Saved entries:

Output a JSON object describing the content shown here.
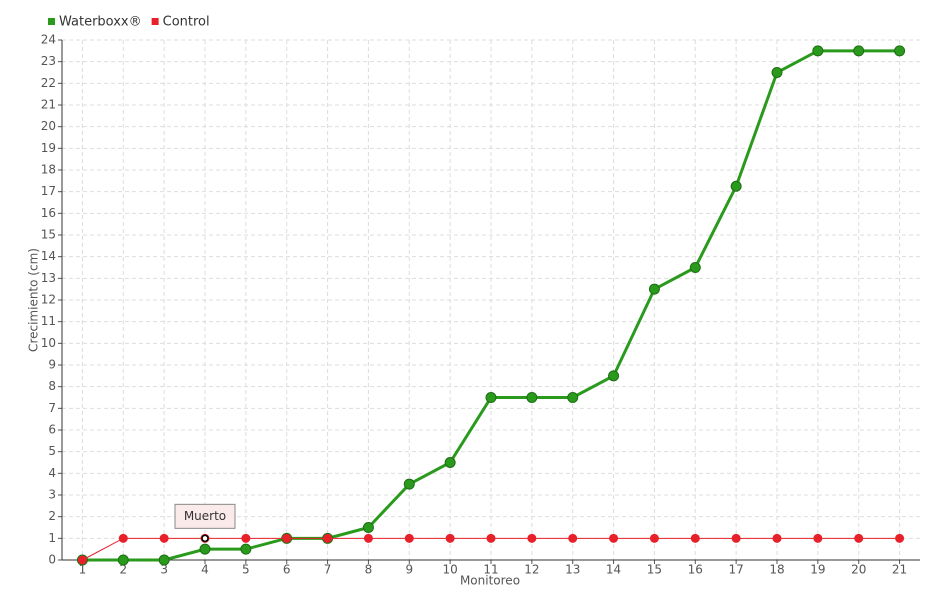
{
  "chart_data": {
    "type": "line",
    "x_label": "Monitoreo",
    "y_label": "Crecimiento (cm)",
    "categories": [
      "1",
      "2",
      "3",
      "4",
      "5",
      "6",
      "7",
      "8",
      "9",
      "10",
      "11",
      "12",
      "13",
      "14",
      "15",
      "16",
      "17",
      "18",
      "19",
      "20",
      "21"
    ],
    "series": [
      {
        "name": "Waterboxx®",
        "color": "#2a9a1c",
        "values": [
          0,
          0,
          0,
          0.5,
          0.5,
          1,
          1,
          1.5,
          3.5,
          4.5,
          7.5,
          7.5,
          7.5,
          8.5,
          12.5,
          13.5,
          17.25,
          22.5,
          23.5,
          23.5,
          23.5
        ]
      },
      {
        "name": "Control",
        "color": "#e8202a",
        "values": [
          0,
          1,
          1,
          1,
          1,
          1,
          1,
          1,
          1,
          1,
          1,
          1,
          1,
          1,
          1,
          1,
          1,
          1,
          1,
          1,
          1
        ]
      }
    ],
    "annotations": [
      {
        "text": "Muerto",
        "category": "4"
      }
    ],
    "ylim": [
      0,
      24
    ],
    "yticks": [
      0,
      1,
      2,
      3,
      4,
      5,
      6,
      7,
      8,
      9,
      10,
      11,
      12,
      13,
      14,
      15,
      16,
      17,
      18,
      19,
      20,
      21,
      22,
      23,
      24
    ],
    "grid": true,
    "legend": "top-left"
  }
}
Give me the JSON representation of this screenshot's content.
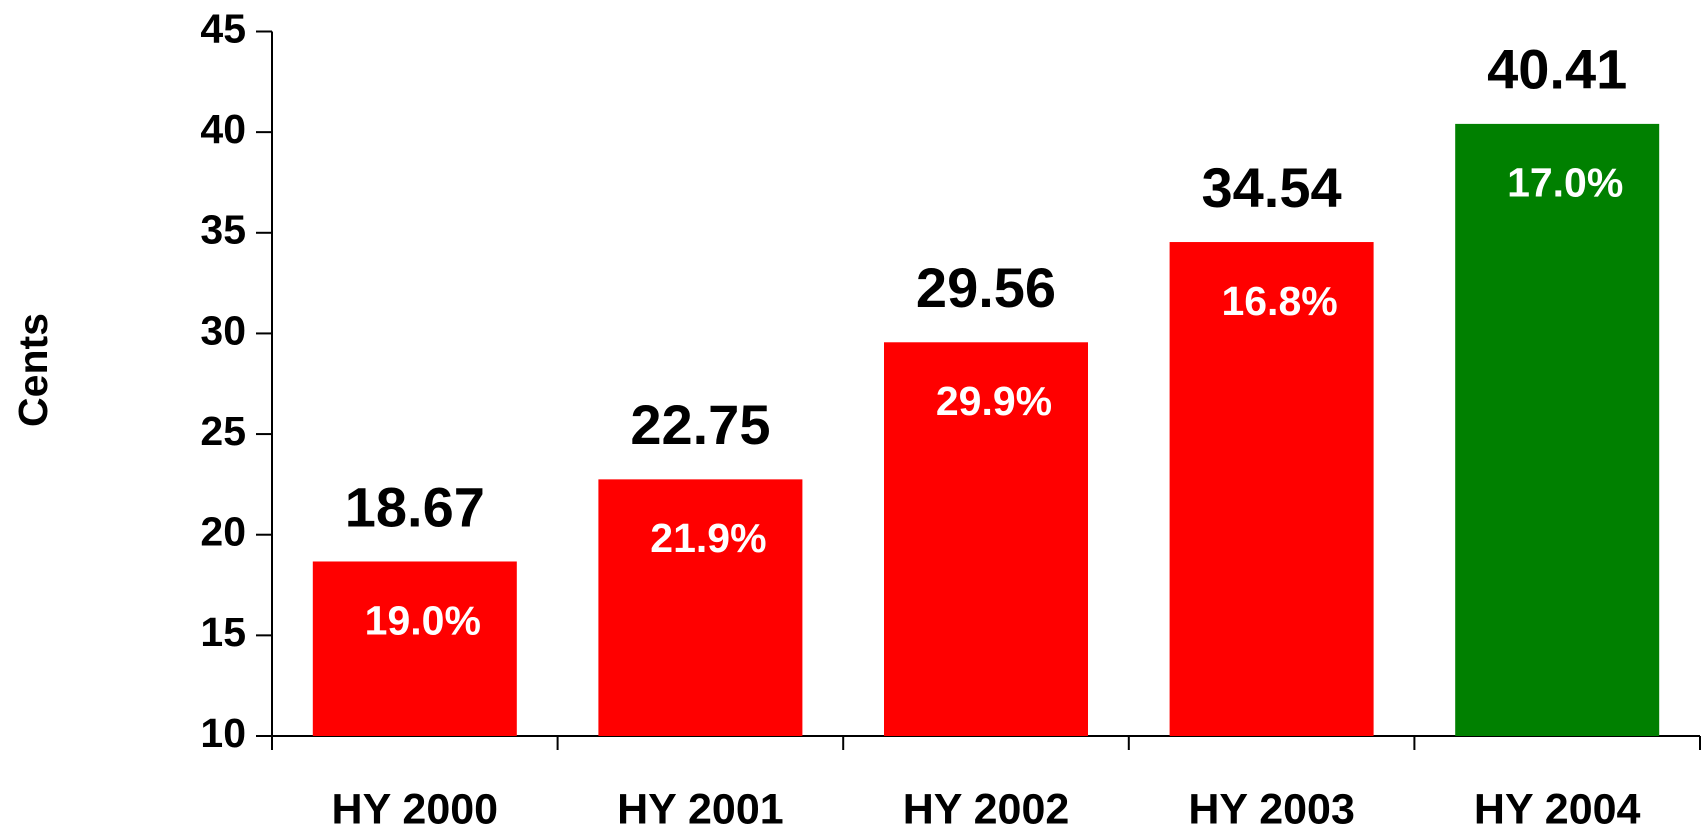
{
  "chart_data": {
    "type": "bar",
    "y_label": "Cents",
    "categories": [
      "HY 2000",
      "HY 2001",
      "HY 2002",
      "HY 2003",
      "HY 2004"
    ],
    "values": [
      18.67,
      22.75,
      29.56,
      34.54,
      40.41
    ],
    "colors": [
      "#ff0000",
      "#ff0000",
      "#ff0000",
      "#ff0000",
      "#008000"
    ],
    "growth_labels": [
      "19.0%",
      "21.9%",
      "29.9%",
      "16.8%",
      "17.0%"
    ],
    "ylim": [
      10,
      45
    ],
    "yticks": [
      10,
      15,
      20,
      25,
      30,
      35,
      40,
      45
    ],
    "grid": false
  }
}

* * *

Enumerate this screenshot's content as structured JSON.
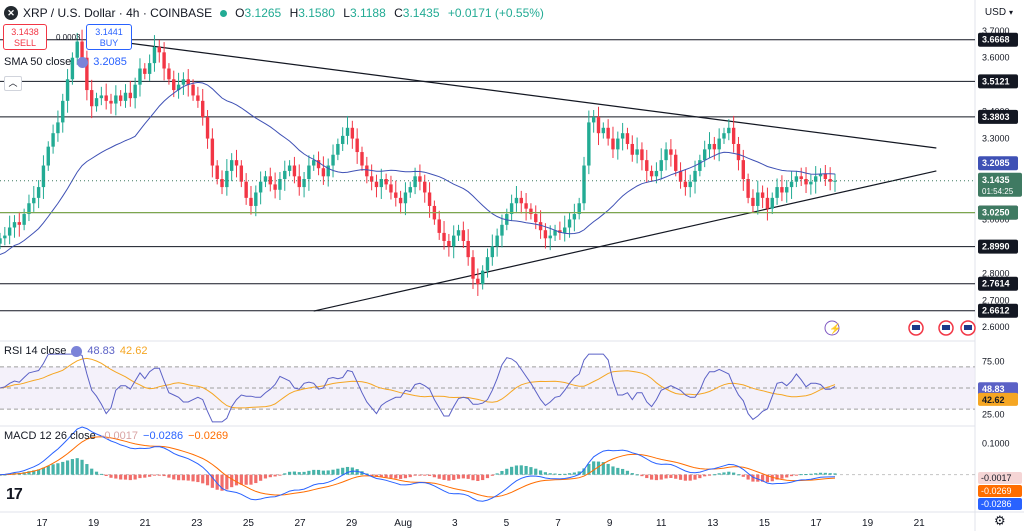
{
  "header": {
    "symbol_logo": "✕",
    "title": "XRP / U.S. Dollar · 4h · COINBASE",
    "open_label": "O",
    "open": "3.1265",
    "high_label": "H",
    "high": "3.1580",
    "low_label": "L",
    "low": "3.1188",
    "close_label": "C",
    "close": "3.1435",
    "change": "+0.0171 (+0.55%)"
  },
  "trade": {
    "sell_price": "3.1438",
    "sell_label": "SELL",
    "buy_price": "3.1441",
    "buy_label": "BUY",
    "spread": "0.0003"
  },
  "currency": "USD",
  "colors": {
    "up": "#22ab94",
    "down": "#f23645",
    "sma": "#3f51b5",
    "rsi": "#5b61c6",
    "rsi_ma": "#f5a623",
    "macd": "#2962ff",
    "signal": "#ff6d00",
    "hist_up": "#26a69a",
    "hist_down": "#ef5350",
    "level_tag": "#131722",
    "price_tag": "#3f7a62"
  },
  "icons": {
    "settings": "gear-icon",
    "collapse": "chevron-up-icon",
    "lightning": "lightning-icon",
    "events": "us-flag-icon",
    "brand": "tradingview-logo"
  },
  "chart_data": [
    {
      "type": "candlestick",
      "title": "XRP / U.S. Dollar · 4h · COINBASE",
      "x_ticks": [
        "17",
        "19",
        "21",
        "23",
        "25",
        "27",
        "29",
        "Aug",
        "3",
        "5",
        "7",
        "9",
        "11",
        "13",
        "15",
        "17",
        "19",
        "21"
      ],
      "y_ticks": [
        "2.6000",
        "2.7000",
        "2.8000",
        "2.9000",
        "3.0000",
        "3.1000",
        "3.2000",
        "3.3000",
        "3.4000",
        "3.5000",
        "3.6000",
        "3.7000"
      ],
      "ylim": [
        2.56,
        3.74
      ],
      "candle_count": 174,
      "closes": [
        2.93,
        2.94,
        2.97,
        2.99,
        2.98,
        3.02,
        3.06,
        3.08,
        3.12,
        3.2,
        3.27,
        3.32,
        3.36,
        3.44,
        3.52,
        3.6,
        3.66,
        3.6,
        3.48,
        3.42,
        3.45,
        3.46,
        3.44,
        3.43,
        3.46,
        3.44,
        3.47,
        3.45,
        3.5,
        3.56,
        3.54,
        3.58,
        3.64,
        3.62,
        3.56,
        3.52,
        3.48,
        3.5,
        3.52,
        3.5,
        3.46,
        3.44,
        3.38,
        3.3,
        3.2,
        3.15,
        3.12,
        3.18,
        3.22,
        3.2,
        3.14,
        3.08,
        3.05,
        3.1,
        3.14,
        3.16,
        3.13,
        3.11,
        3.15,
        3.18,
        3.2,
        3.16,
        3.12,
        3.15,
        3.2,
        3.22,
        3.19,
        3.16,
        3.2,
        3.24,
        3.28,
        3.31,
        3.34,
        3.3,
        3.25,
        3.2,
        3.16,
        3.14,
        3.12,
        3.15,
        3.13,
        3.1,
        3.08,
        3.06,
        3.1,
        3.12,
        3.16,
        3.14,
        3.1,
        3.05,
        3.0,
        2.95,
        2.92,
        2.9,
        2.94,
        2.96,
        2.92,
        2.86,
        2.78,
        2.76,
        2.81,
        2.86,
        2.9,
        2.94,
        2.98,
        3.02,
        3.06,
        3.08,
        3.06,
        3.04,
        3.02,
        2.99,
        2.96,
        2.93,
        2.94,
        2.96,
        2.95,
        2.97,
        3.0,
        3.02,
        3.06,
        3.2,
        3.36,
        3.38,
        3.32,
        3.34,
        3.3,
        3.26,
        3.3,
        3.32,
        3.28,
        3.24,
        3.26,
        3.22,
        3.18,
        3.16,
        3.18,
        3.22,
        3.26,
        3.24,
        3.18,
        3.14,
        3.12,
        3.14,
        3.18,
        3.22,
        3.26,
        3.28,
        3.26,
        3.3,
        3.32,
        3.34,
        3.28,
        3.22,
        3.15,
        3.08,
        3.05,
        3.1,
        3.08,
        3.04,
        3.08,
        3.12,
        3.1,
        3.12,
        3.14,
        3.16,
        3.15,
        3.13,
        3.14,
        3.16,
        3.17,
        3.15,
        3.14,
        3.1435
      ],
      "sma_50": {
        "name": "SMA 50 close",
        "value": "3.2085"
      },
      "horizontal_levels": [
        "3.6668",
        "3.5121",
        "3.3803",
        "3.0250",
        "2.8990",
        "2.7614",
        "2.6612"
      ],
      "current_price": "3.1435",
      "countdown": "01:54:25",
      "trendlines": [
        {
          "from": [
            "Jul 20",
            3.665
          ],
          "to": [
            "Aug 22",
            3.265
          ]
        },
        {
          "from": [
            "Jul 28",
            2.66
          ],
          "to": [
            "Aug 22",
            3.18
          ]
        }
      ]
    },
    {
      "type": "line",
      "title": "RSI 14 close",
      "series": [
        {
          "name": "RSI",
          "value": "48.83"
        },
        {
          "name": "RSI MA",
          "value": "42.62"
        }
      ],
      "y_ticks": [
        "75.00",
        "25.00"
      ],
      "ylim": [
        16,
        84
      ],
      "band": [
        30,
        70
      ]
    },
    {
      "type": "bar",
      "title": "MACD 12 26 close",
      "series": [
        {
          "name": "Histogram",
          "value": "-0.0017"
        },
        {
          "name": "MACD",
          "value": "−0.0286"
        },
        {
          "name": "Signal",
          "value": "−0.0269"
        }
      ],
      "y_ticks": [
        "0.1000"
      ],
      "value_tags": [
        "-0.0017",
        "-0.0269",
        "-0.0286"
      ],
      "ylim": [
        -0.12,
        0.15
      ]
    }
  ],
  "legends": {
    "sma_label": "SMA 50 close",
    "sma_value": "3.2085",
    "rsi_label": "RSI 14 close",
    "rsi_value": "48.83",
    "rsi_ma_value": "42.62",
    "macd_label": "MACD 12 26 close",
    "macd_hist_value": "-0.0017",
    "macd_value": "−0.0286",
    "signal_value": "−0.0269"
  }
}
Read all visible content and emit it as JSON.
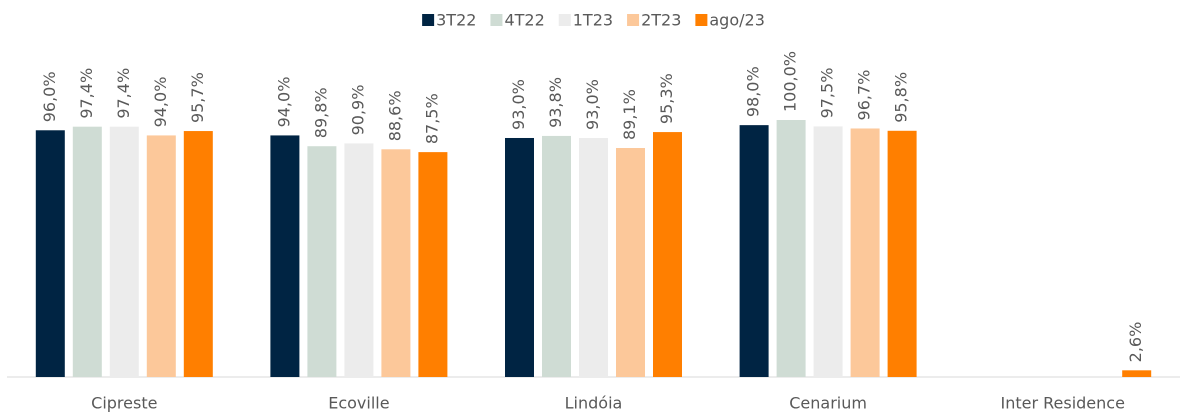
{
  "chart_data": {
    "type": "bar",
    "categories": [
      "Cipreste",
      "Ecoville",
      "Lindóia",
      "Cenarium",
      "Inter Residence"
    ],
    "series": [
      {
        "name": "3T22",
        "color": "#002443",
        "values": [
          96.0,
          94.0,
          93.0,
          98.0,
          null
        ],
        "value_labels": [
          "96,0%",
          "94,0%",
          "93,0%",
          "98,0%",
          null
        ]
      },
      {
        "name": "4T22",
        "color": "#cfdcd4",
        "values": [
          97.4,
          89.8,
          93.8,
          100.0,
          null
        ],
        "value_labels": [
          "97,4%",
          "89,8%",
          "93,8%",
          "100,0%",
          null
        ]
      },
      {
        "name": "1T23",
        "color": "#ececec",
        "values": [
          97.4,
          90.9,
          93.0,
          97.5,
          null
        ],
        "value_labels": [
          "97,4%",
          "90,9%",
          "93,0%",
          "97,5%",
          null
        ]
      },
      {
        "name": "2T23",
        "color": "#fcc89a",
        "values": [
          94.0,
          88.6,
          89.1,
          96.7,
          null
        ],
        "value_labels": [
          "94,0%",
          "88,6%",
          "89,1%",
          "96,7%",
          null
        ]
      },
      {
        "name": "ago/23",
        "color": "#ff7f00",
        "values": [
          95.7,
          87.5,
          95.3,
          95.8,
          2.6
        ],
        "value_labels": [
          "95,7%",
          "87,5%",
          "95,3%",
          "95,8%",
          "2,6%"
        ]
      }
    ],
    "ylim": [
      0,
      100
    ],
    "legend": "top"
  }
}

- [Exercise prompt]:
Which lines of the data include "title"? Copy each of them.

- [Completed task]:
    "title": "XRP / U.S. Dollar · 4h · COINBASE",
      "title": "XRP / U.S. Dollar · 4h · COINBASE",
      "title": "RSI 14 close",
      "title": "MACD 12 26 close",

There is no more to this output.